**PROBLEM TO SOLVE**
Every line below should be repeated exactly.

Stored records:

*****

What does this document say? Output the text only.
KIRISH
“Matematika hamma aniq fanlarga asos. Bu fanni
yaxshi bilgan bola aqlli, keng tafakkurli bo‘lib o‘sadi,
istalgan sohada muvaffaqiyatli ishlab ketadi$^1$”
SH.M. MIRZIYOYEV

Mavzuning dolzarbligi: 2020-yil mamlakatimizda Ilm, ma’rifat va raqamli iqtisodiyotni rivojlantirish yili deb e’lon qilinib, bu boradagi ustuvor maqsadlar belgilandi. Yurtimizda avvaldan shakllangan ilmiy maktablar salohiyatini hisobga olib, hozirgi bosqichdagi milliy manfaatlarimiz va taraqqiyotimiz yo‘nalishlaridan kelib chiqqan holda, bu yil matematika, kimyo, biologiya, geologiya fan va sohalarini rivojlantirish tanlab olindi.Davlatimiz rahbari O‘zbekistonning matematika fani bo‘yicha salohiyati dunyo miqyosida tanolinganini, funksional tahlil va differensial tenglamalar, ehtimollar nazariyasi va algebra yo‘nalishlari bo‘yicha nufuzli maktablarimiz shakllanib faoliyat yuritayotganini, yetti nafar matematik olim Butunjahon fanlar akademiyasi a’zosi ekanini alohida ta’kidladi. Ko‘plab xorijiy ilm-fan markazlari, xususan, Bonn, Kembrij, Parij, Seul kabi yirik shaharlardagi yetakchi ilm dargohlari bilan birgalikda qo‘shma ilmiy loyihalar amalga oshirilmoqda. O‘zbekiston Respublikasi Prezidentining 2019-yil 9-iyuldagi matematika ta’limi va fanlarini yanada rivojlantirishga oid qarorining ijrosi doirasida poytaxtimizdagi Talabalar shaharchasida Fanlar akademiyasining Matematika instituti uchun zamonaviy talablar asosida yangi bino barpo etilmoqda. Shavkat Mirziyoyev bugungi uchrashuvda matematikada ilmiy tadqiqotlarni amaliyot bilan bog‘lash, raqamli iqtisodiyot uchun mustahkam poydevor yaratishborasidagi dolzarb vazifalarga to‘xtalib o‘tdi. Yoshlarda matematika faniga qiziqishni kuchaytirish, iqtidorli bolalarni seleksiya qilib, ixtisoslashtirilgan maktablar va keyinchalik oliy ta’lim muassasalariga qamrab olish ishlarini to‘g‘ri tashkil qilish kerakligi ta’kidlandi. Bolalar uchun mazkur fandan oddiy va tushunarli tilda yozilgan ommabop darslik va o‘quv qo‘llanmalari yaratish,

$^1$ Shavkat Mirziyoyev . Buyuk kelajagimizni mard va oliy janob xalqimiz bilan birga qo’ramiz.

*****

**WRITTEN RESPONSE**
What does this document say? Output the text only.
KIRISH
“Matematika hamma aniq fanlarga asos. Bu fanni
yaxshi bilgan bola aqlli, keng tafakkurli bo‘lib o‘sadi,
istalgan sohada muvaffaqiyatli ishlab ketadi$^1$”
SH.M. MIRZIYOYEV

Mavzuning dolzarbligi: 2020-yil mamlakatimizda Ilm, ma’rifat va raqamli iqtisodiyotni rivojlantirish yili deb e’lon qilinib, bu boradagi ustuvor maqsadlar belgilandi. Yurtimizda avvaldan shakllangan ilmiy maktablar salohiyatini hisobga olib, hozirgi bosqichdagi milliy manfaatlarimiz va taraqqiyotimiz yo‘nalishlaridan kelib chiqqan holda, bu yil matematika, kimyo, biologiya, geologiya fan va sohalarini rivojlantirish tanlab olindi.Davlatimiz rahbari O‘zbekistonning matematika fani bo‘yicha salohiyati dunyo miqyosida tanolinganini, funksional tahlil va differensial tenglamalar, ehtimollar nazariyasi va algebra yo‘nalishlari bo‘yicha nufuzli maktablarimiz shakllanib faoliyat yuritayotganini, yetti nafar matematik olim Butunjahon fanlar akademiyasi a’zosi ekanini alohida ta’kidladi. Ko‘plab xorijiy ilm-fan markazlari, xususan, Bonn, Kembrij, Parij, Seul kabi yirik shaharlardagi yetakchi ilm dargohlari bilan birgalikda qo‘shma ilmiy loyihalar amalga oshirilmoqda. O‘zbekiston Respublikasi Prezidentining 2019-yil 9-iyuldagi matematika ta’limi va fanlarini yanada rivojlantirishga oid qarorining ijrosi doirasida poytaxtimizdagi Talabalar shaharchasida Fanlar akademiyasining Matematika instituti uchun zamonaviy talablar asosida yangi bino barpo etilmoqda. Shavkat Mirziyoyev bugungi uchrashuvda matematikada ilmiy tadqiqotlarni amaliyot bilan bog‘lash, raqamli iqtisodiyot uchun mustahkam poydevor yaratishborasidagi dolzarb vazifalarga to‘xtalib o‘tdi. Yoshlarda matematika faniga qiziqishni kuchaytirish, iqtidorli bolalarni seleksiya qilib, ixtisoslashtirilgan maktablar va keyinchalik oliy ta’lim muassasalariga qamrab olish ishlarini to‘g‘ri tashkil qilish kerakligi ta’kidlandi. Bolalar uchun mazkur fandan oddiy va tushunarli tilda yozilgan ommabop darslik va o‘quv qo‘llanmalari yaratish,

$^1$ Shavkat Mirziyoyev . Buyuk kelajagimizni mard va oliy janob xalqimiz bilan birga qo’ramiz.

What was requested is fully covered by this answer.